Job:
Check every line below for the string "University", and copy the lines that contain it.

Source data:
━━━━━━

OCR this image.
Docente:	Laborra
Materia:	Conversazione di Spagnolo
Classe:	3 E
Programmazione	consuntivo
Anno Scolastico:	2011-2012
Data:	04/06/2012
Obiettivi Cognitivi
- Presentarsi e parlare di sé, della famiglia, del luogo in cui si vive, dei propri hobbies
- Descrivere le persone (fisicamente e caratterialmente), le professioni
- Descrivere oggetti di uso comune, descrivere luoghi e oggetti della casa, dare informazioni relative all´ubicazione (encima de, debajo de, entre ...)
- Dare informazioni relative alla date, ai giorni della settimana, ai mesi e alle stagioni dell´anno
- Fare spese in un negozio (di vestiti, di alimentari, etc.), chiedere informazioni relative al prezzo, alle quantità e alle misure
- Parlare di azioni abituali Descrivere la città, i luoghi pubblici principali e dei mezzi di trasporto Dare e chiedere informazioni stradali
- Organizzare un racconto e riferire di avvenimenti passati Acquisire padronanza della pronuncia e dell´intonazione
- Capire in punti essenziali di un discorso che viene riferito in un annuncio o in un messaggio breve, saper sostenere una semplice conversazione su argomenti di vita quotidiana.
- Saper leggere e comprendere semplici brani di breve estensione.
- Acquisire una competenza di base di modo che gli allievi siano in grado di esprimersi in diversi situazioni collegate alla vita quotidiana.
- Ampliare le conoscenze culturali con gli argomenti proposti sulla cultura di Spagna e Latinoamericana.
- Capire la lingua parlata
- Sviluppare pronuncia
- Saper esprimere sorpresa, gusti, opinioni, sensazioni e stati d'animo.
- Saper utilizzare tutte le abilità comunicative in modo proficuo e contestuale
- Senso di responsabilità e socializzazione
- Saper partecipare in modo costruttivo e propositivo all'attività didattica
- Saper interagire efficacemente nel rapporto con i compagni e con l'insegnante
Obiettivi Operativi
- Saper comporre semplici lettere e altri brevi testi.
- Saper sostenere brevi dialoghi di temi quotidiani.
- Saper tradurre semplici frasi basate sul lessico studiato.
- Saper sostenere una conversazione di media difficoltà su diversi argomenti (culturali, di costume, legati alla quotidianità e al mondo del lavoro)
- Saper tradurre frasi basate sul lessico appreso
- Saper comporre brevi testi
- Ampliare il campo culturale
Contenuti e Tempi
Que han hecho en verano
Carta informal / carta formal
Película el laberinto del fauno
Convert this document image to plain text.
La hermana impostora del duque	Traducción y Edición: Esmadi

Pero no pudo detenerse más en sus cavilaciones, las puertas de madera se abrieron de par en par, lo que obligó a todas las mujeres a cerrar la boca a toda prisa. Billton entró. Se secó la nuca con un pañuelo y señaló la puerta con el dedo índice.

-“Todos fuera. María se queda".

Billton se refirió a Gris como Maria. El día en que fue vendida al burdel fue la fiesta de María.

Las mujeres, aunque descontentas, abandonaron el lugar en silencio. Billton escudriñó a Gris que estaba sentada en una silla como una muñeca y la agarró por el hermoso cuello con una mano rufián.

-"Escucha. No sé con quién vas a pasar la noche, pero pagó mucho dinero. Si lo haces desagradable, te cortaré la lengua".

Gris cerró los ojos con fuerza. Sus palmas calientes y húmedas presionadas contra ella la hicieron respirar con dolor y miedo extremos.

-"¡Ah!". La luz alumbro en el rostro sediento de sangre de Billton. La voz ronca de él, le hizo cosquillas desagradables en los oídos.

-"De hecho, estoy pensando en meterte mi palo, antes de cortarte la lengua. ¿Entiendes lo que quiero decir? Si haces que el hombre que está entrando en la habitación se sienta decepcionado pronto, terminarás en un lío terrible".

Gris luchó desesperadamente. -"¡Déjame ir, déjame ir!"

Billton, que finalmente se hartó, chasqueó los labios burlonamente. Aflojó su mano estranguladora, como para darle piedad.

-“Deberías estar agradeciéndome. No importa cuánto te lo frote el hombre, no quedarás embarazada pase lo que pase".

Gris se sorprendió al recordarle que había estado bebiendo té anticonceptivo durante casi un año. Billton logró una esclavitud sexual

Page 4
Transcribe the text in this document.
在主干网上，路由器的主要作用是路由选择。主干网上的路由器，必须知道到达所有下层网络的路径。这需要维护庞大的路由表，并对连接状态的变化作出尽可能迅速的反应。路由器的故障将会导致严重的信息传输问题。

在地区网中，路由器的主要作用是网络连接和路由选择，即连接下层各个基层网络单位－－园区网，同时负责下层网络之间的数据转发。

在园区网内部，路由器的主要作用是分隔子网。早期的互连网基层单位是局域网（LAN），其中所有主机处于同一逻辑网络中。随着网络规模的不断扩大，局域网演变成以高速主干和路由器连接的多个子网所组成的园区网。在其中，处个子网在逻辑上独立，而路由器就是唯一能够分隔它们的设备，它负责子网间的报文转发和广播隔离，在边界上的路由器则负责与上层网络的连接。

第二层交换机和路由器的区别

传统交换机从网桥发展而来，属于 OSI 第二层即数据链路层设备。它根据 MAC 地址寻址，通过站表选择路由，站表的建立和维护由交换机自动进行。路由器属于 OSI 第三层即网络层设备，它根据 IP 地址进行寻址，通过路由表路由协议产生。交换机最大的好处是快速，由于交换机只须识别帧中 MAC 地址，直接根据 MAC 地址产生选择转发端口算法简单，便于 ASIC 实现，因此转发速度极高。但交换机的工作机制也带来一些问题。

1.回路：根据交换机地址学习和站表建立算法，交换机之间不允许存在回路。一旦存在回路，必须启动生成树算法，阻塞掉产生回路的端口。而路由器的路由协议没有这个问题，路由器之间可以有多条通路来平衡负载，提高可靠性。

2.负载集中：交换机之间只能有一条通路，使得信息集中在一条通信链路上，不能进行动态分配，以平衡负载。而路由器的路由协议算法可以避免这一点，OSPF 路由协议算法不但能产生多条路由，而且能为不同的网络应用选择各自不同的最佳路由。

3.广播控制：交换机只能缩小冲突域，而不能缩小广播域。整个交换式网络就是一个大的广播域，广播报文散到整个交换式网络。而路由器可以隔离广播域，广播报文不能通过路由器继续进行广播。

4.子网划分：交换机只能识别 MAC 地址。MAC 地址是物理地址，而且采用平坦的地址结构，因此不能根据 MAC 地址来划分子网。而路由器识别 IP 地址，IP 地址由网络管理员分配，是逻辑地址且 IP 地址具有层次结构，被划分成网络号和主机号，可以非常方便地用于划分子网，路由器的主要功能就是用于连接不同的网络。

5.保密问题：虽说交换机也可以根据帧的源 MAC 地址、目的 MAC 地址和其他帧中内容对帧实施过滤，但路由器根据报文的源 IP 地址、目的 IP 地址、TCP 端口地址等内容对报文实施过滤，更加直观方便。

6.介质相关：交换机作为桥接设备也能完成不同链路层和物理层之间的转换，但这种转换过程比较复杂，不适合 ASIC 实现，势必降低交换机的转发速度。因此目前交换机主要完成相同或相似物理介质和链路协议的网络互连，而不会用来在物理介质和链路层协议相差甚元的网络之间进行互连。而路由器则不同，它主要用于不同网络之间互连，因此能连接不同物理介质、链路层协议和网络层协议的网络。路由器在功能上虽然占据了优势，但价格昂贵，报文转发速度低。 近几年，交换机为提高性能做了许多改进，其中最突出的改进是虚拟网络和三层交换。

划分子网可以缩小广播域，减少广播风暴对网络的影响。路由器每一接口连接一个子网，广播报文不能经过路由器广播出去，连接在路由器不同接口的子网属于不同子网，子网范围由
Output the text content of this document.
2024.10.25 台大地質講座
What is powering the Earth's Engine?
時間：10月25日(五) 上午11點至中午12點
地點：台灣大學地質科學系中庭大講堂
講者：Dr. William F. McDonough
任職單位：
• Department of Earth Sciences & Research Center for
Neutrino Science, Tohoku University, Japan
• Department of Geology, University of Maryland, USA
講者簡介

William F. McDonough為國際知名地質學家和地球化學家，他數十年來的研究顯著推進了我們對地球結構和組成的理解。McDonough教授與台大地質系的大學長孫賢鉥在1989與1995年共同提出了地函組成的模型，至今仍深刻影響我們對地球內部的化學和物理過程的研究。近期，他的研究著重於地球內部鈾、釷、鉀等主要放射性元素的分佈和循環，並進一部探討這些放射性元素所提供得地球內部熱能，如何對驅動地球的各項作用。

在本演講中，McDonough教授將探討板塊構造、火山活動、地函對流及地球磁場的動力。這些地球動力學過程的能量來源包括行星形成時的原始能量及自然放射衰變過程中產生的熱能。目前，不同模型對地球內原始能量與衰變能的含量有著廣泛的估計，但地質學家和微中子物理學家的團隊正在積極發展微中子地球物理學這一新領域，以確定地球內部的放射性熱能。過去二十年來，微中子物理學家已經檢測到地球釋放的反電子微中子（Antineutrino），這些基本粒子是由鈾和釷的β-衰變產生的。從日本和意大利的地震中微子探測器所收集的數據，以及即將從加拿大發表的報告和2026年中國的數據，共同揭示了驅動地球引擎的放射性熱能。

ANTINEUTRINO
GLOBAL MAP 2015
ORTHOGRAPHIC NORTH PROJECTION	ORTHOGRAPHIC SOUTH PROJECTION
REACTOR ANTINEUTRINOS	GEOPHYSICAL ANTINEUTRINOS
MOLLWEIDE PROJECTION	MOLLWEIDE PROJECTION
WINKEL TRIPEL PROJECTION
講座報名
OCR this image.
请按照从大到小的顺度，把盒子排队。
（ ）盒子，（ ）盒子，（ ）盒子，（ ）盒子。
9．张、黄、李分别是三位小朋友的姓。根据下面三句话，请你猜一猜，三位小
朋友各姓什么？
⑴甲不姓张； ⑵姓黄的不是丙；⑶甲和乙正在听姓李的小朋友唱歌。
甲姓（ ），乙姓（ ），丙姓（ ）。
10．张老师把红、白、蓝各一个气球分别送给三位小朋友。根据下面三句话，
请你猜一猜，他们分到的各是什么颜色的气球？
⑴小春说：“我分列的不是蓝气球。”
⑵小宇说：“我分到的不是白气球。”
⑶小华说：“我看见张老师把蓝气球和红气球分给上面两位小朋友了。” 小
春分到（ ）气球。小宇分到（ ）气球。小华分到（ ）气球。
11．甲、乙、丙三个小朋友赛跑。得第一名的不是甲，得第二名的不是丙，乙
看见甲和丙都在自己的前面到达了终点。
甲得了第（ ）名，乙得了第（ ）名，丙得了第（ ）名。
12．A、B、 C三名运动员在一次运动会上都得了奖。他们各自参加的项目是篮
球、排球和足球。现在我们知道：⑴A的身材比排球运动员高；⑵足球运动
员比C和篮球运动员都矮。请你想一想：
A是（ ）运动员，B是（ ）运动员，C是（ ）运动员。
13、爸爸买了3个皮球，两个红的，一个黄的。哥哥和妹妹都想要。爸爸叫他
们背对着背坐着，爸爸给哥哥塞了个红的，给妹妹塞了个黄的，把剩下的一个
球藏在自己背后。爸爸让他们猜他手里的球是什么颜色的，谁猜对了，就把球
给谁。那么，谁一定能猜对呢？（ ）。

━━━━━━

Reply:
Neutrino Science, Tohoku University, Japan
• Department of Geology, University of Maryland, USA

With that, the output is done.